> _WRITTEN PROBLEM_:
Write out all of the entries exactly as given.

>> BEGIN DATA TO PROCESS

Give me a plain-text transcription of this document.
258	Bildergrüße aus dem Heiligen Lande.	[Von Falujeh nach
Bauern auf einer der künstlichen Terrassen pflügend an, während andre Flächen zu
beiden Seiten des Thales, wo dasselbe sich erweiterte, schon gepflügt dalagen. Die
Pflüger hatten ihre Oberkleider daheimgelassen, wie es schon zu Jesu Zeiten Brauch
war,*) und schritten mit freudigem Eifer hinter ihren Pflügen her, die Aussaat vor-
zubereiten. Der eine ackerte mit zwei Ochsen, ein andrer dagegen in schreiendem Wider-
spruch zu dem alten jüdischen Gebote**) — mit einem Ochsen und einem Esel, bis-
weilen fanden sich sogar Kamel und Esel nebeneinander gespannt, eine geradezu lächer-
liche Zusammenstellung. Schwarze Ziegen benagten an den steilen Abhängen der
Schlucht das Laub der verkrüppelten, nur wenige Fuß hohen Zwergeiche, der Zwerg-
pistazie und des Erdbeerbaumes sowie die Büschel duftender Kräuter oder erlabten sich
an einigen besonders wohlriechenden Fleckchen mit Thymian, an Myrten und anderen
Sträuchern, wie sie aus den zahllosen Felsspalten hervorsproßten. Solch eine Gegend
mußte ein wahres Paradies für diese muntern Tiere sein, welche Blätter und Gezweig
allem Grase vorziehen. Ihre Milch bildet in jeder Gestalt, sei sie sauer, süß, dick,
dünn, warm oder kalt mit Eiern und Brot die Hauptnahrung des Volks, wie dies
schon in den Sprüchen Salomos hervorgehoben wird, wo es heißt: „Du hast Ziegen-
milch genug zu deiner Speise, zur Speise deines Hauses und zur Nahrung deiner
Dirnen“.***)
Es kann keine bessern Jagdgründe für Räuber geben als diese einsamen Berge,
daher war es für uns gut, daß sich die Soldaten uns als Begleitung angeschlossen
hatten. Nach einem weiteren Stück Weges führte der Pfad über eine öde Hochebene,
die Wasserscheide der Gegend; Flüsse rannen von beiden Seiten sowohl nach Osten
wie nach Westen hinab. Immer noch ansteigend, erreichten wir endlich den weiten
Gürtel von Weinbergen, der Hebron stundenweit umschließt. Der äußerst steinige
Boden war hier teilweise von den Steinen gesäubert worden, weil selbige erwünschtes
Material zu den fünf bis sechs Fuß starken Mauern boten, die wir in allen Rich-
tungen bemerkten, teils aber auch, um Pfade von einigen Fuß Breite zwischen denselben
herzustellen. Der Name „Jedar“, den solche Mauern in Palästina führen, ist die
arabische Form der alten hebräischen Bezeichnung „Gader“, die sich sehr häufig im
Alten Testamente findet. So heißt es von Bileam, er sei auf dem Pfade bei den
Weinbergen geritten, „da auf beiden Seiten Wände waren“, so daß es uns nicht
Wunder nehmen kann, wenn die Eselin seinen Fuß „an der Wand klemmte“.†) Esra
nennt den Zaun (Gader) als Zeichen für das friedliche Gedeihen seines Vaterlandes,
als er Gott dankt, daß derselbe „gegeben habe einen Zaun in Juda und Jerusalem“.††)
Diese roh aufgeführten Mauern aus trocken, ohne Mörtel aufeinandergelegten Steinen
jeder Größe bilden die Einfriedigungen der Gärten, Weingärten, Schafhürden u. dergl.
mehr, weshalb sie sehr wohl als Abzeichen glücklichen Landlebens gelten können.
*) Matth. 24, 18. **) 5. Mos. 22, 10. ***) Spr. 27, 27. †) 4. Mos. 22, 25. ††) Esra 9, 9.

>> END DATA TO PROCESS

> _THE REPLY_:
Give me a plain-text transcription of this document.
258	Bildergrüße aus dem Heiligen Lande.	[Von Falujeh nach
Bauern auf einer der künstlichen Terrassen pflügend an, während andre Flächen zu
beiden Seiten des Thales, wo dasselbe sich erweiterte, schon gepflügt dalagen. Die
Pflüger hatten ihre Oberkleider daheimgelassen, wie es schon zu Jesu Zeiten Brauch
war,*) und schritten mit freudigem Eifer hinter ihren Pflügen her, die Aussaat vor-
zubereiten. Der eine ackerte mit zwei Ochsen, ein andrer dagegen in schreiendem Wider-
spruch zu dem alten jüdischen Gebote**) — mit einem Ochsen und einem Esel, bis-
weilen fanden sich sogar Kamel und Esel nebeneinander gespannt, eine geradezu lächer-
liche Zusammenstellung. Schwarze Ziegen benagten an den steilen Abhängen der
Schlucht das Laub der verkrüppelten, nur wenige Fuß hohen Zwergeiche, der Zwerg-
pistazie und des Erdbeerbaumes sowie die Büschel duftender Kräuter oder erlabten sich
an einigen besonders wohlriechenden Fleckchen mit Thymian, an Myrten und anderen
Sträuchern, wie sie aus den zahllosen Felsspalten hervorsproßten. Solch eine Gegend
mußte ein wahres Paradies für diese muntern Tiere sein, welche Blätter und Gezweig
allem Grase vorziehen. Ihre Milch bildet in jeder Gestalt, sei sie sauer, süß, dick,
dünn, warm oder kalt mit Eiern und Brot die Hauptnahrung des Volks, wie dies
schon in den Sprüchen Salomos hervorgehoben wird, wo es heißt: „Du hast Ziegen-
milch genug zu deiner Speise, zur Speise deines Hauses und zur Nahrung deiner
Dirnen“.***)
Es kann keine bessern Jagdgründe für Räuber geben als diese einsamen Berge,
daher war es für uns gut, daß sich die Soldaten uns als Begleitung angeschlossen
hatten. Nach einem weiteren Stück Weges führte der Pfad über eine öde Hochebene,
die Wasserscheide der Gegend; Flüsse rannen von beiden Seiten sowohl nach Osten
wie nach Westen hinab. Immer noch ansteigend, erreichten wir endlich den weiten
Gürtel von Weinbergen, der Hebron stundenweit umschließt. Der äußerst steinige
Boden war hier teilweise von den Steinen gesäubert worden, weil selbige erwünschtes
Material zu den fünf bis sechs Fuß starken Mauern boten, die wir in allen Rich-
tungen bemerkten, teils aber auch, um Pfade von einigen Fuß Breite zwischen denselben
herzustellen. Der Name „Jedar“, den solche Mauern in Palästina führen, ist die
arabische Form der alten hebräischen Bezeichnung „Gader“, die sich sehr häufig im
Alten Testamente findet. So heißt es von Bileam, er sei auf dem Pfade bei den
Weinbergen geritten, „da auf beiden Seiten Wände waren“, so daß es uns nicht
Wunder nehmen kann, wenn die Eselin seinen Fuß „an der Wand klemmte“.†) Esra
nennt den Zaun (Gader) als Zeichen für das friedliche Gedeihen seines Vaterlandes,
als er Gott dankt, daß derselbe „gegeben habe einen Zaun in Juda und Jerusalem“.††)
Diese roh aufgeführten Mauern aus trocken, ohne Mörtel aufeinandergelegten Steinen
jeder Größe bilden die Einfriedigungen der Gärten, Weingärten, Schafhürden u. dergl.
mehr, weshalb sie sehr wohl als Abzeichen glücklichen Landlebens gelten können.
*) Matth. 24, 18. **) 5. Mos. 22, 10. ***) Spr. 27, 27. †) 4. Mos. 22, 25. ††) Esra 9, 9.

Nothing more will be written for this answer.